§ EXERCISE
Leaving the pictures aside, transcribe every line below exactly.

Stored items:
<<<<
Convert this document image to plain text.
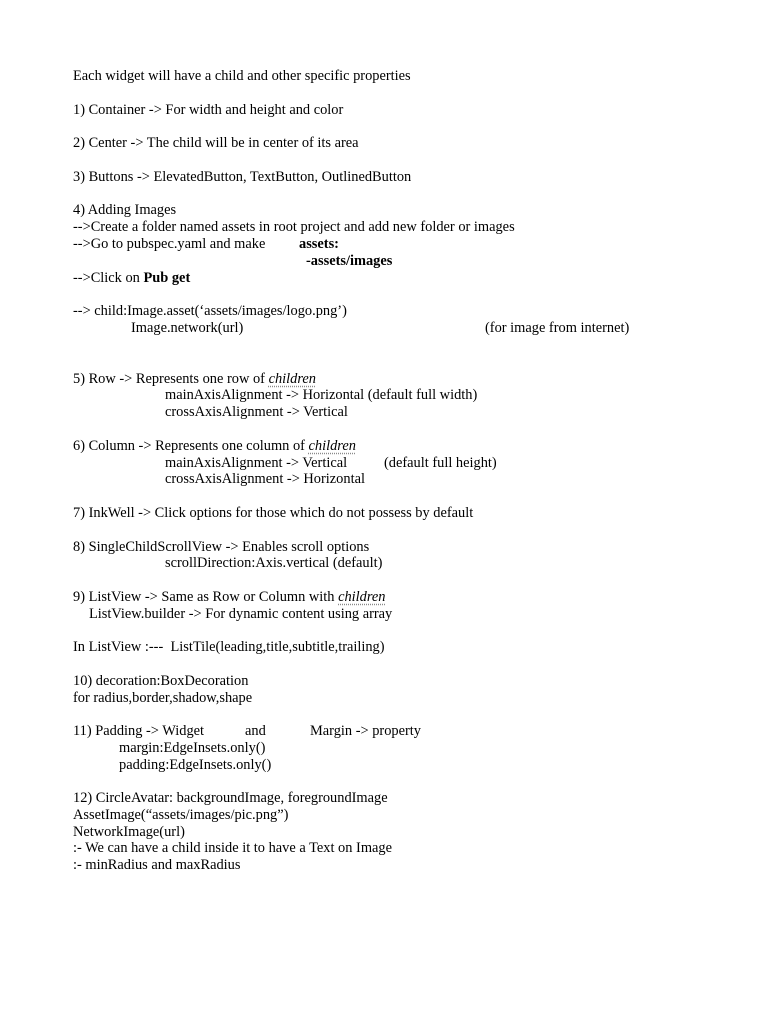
Each widget will have a child and other specific properties
1) Container -> For width and height and color
2) Center -> The child will be in center of its area
3) Buttons -> ElevatedButton, TextButton, OutlinedButton
4) Adding Images
-->Create a folder named assets in root project and add new folder or images
-->Go to pubspec.yaml and make assets:
-assets/images
-->Click on Pub get
--> child:Image.asset(‘assets/images/logo.png’)
Image.network(url)	(for image from internet)
5) Row -> Represents one row of children
mainAxisAlignment -> Horizontal (default full width)
crossAxisAlignment -> Vertical
6) Column -> Represents one column of children
mainAxisAlignment -> Vertical	(default full height)
crossAxisAlignment -> Horizontal
7) InkWell -> Click options for those which do not possess by default
8) SingleChildScrollView -> Enables scroll options
scrollDirection:Axis.vertical (default)
9) ListView -> Same as Row or Column with children
ListView.builder -> For dynamic content using array
In ListView :---  ListTile(leading,title,subtitle,trailing)
10) decoration:BoxDecoration
for radius,border,shadow,shape
11) Padding -> Widget	and	Margin -> property
margin:EdgeInsets.only()
padding:EdgeInsets.only()
12) CircleAvatar: backgroundImage, foregroundImage
AssetImage(“assets/images/pic.png”)
NetworkImage(url)
:- We can have a child inside it to have a Text on Image
:- minRadius and maxRadius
>>>>
§ WORKED SOLUTION
Convert this document image to plain text.
Each widget will have a child and other specific properties
1) Container -> For width and height and color
2) Center -> The child will be in center of its area
3) Buttons -> ElevatedButton, TextButton, OutlinedButton
4) Adding Images
-->Create a folder named assets in root project and add new folder or images
-->Go to pubspec.yaml and make assets:
-assets/images
-->Click on Pub get
--> child:Image.asset(‘assets/images/logo.png’)
Image.network(url)	(for image from internet)
5) Row -> Represents one row of children
mainAxisAlignment -> Horizontal (default full width)
crossAxisAlignment -> Vertical
6) Column -> Represents one column of children
mainAxisAlignment -> Vertical	(default full height)
crossAxisAlignment -> Horizontal
7) InkWell -> Click options for those which do not possess by default
8) SingleChildScrollView -> Enables scroll options
scrollDirection:Axis.vertical (default)
9) ListView -> Same as Row or Column with children
ListView.builder -> For dynamic content using array
In ListView :---  ListTile(leading,title,subtitle,trailing)
10) decoration:BoxDecoration
for radius,border,shadow,shape
11) Padding -> Widget	and	Margin -> property
margin:EdgeInsets.only()
padding:EdgeInsets.only()
12) CircleAvatar: backgroundImage, foregroundImage
AssetImage(“assets/images/pic.png”)
NetworkImage(url)
:- We can have a child inside it to have a Text on Image
:- minRadius and maxRadius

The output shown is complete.